== GIVEN TEXT ==
(begin)

3. I thank Henry Baker for the thesis plug, but if anyone is crazy enough
to actually read it, it is worth noting that there has been progress in
the world of garbage collection since then, and this affects the
collector-compiler contracts that might be interesting. In particular, I
think the Bartlett conservative-compacting collector is a wonderful thing,
and now (unless I were trying to implement a persistent store, like Eliot
Moss et al at U Mass) I would only propose variations on conservative
stack scanning. There's at least two interesting ways that the compiler
can help. For unannotated stacks, it can ensure that if there is a
derived pointer to X which is live, then there is a "bare" pointer to X
also visible to the collector. This is all that is necessary to prevent
incorrect collection. The second approach is slightly more aggressive,
but not much. If the compiler is going to take the trouble to ensure that
there is a bare pointer to "X" visible if a derived pointer is in use,
then the compiler could also emit some sort of a frame descriptor that
identified all locations holding bare pointers (it knows where they are,
right?). The collector only needs to scan the identified pointers, though
the objects so identified still may not be relocated (this is an ever-so-
slightly-different sense of conservative -- the B-W collector must be
conservative both because it isn't sure if it sees all pointers, and
because it isn't really sure if it is seeing a pointer or an unlucky
non-pointer -- this collector would know that it sees pointers, but it is
almost certainly not seeing all pointers).


My suspicion is that the second approach has certain other advantages with
respect to testing, in that the compiler is actually making explicit
assertions about the state of pointers -- I can imagine instrumenting the
object code to verify this information, for example.

(end)

== LISTED ENTRIES ==
(begin)

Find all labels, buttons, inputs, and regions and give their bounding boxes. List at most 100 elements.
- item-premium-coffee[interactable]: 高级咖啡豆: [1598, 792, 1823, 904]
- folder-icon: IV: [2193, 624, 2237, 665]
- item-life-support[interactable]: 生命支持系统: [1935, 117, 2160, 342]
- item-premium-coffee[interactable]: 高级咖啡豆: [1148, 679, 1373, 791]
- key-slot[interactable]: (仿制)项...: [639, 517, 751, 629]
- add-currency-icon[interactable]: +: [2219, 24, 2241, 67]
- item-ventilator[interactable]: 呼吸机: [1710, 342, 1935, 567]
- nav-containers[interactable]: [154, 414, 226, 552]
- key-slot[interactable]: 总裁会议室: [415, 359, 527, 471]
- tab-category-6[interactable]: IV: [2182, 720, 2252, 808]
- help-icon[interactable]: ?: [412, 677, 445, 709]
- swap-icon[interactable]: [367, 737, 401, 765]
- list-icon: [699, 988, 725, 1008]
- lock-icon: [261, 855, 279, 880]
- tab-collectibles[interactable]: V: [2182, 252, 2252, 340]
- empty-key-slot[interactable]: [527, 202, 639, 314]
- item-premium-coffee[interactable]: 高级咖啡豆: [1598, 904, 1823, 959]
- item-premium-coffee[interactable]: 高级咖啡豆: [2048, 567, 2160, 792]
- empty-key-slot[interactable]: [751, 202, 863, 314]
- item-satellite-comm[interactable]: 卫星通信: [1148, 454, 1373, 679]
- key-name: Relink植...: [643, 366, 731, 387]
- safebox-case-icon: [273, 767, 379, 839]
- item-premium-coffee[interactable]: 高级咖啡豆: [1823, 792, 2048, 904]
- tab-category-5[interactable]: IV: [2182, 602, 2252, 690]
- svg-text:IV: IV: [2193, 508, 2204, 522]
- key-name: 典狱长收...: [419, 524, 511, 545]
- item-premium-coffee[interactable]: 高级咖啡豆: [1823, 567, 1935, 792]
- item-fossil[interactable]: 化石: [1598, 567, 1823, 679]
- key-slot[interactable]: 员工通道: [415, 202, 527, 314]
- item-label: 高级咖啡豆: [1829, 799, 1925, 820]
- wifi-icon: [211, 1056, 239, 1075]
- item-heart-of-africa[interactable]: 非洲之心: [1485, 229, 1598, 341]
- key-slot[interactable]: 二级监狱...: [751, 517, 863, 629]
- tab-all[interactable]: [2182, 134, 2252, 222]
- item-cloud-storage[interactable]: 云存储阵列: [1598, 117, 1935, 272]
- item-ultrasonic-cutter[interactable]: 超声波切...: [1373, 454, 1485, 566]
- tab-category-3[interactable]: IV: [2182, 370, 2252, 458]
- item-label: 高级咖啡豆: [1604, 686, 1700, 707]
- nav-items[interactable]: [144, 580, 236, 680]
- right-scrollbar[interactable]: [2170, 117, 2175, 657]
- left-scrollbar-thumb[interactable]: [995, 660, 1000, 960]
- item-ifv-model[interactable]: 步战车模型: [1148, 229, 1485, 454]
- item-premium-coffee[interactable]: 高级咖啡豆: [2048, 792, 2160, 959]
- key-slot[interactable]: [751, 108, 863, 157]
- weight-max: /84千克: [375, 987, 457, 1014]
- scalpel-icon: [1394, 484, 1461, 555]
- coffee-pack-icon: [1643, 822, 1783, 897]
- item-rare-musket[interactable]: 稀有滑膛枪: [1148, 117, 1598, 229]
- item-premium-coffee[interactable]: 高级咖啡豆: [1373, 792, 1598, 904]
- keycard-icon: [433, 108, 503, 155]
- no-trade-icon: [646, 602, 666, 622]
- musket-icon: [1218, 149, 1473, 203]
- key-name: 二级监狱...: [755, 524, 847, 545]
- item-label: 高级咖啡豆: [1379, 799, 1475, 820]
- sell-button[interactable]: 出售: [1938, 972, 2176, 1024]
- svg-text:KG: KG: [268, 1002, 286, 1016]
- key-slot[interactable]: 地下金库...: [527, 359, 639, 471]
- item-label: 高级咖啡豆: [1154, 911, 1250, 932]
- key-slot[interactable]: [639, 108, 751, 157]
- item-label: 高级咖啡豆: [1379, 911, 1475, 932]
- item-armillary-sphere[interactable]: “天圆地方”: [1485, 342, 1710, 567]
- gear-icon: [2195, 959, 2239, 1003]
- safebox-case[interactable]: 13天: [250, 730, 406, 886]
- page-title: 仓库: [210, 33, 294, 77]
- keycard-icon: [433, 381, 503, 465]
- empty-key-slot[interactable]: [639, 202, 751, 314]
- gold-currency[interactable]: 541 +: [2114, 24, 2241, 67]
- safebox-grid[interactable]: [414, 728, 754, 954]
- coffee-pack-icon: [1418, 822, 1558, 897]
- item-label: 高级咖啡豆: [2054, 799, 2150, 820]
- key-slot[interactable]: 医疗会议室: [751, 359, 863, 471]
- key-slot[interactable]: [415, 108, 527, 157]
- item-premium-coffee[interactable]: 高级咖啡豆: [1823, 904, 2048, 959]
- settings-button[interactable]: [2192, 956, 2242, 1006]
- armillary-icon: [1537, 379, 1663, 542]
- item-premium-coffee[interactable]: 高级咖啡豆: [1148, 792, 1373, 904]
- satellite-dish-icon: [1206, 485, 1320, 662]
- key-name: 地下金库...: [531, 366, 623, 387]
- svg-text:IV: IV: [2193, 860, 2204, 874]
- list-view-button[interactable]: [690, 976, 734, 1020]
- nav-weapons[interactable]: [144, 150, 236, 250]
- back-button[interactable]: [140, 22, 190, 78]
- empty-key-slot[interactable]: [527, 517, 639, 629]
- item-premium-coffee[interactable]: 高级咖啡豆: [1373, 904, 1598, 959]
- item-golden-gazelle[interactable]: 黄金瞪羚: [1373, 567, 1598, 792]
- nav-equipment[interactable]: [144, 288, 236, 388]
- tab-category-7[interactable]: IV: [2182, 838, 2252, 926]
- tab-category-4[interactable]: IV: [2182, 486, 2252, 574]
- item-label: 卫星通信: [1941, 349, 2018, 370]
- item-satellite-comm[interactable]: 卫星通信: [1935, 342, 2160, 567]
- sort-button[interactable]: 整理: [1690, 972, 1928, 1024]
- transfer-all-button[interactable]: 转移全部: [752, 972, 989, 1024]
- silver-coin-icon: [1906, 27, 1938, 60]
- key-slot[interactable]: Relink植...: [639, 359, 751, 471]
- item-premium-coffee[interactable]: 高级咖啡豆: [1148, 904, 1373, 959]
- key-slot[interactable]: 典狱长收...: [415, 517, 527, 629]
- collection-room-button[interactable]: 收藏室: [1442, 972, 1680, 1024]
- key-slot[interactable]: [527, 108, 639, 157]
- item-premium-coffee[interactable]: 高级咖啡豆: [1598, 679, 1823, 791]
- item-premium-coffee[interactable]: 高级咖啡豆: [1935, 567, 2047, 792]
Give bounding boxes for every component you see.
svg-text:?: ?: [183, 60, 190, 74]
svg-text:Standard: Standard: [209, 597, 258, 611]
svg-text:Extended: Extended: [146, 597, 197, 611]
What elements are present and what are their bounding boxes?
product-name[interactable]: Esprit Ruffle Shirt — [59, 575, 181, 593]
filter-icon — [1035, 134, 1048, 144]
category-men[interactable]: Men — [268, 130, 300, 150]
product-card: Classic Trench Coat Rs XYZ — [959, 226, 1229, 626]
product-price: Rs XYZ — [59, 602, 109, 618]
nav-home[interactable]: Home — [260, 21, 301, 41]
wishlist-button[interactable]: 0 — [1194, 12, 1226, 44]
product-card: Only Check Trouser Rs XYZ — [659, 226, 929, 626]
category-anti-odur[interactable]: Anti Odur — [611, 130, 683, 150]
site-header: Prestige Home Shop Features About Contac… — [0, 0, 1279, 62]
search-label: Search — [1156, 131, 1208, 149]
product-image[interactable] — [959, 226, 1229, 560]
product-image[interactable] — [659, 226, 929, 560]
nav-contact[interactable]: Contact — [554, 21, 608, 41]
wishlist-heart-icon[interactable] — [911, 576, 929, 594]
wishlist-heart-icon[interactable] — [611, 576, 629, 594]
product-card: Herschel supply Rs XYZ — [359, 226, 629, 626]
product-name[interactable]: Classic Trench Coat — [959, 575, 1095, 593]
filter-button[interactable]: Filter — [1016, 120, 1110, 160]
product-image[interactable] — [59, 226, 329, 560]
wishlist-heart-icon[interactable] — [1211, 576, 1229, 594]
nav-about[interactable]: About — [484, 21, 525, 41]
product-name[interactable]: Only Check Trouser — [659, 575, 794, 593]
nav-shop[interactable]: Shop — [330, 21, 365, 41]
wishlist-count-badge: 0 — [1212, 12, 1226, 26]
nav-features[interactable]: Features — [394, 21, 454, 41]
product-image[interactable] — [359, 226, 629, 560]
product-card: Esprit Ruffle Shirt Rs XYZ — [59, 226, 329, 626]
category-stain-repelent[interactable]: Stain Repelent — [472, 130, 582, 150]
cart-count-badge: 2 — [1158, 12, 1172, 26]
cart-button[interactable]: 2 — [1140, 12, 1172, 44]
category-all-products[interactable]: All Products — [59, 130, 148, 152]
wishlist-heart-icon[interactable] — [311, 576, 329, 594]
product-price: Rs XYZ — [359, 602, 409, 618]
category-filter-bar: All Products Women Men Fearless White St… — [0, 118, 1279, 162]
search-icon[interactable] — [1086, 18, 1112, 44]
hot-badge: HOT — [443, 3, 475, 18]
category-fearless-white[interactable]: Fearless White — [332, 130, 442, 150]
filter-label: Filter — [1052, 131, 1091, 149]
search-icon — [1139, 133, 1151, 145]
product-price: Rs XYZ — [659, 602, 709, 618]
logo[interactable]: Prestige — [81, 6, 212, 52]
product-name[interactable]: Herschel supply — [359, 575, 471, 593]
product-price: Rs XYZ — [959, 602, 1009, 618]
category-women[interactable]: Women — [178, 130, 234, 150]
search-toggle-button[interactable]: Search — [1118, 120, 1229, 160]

(end)

== TO-DO LIST ==
1. Reproduce the garbage collection text word for word, starting with "My suspicion is" and going on through "information, for example.".
2. Extend the garbage collection text with the passage that would come next, beginning after its final sentence.
The records above were taken from a separate source and are unrelated to the text.

== ANSWERS TO THE EXERCISE ==
1.
My suspicion is that the second approach has certain other advantages with
respect to testing, in that the compiler is actually making explicit
assertions about the state of pointers -- I can imagine instrumenting the
object code to verify this information, for example.

2.
4. There are a number of other ways that things can "go wrong" besides the
hidden pointers. How wrong they can go depends upon the collector that
you use -- things go much further wrong with a compacting collector, for
instance. Here's one example I haven't seen mentioned yet (this is taken
straight from my dissertation, back in 1987): If you have a compacting
collector, and you allocate an aggregate, you had better be sure (as an
implementor) that its fields are all initialized to "sensible" values. Of
course, it is highly likely that the programmer is going to turn right
around and initialize it again with some "real" values. That means that
the first ("sensible") initialization is ALL DEAD CODE, right? Any
optimizer with its salt would eliminate it, right? OOPS.


Dead code problem number two comes with things like reference counting
collectors and conservative collectors. In both cases, it often helps to
write zeros into variables and aggregate fields when you "know" that you
are done with them -- if the object is involved in a cycle, this might
break the cycle, or if the object is spuriously retained, this might help
bound the size of the leak. Of course, since you're done with the
variable (why else would you write a zero into it?) then the assignment is
dead, and if your compiler is smart/lucky, it will find and delete that
dead assignment, undoing whatever assistance you thought you were
providing to the collector. OOPS.


I'm beginning to think that perhaps I should publish a little more on this
front. Sigh.


David Chase, speaking for myself
Thinking Machines Corp.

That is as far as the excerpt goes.